EXERCISE:
Exactly how many lines have the word "excluding"? Answer with the bare number.

DATA SHOWN:
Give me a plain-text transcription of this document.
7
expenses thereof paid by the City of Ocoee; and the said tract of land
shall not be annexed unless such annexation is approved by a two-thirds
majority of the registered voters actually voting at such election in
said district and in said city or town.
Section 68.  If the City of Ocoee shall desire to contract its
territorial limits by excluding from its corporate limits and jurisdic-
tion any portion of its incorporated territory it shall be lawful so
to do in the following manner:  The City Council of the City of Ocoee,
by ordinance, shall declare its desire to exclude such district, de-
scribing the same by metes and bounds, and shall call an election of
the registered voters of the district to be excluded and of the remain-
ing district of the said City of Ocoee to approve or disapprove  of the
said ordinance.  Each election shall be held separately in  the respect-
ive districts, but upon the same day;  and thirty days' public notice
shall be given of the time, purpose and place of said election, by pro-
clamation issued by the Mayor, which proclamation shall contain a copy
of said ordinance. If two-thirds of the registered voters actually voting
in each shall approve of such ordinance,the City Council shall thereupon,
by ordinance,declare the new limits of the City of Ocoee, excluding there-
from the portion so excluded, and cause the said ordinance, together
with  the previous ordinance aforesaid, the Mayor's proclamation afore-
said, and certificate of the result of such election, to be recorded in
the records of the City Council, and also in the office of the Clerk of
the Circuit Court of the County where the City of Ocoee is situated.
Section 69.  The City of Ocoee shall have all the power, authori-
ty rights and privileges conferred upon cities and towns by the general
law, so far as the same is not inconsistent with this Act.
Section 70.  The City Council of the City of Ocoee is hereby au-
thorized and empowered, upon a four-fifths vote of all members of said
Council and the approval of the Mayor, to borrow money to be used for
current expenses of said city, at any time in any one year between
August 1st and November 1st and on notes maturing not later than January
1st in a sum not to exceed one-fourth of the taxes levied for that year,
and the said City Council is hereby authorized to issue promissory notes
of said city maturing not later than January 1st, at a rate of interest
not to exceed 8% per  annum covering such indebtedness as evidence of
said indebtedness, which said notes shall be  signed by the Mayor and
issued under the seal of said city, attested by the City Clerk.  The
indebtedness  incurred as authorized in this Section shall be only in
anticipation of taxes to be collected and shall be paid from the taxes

FULL ANSWER:
2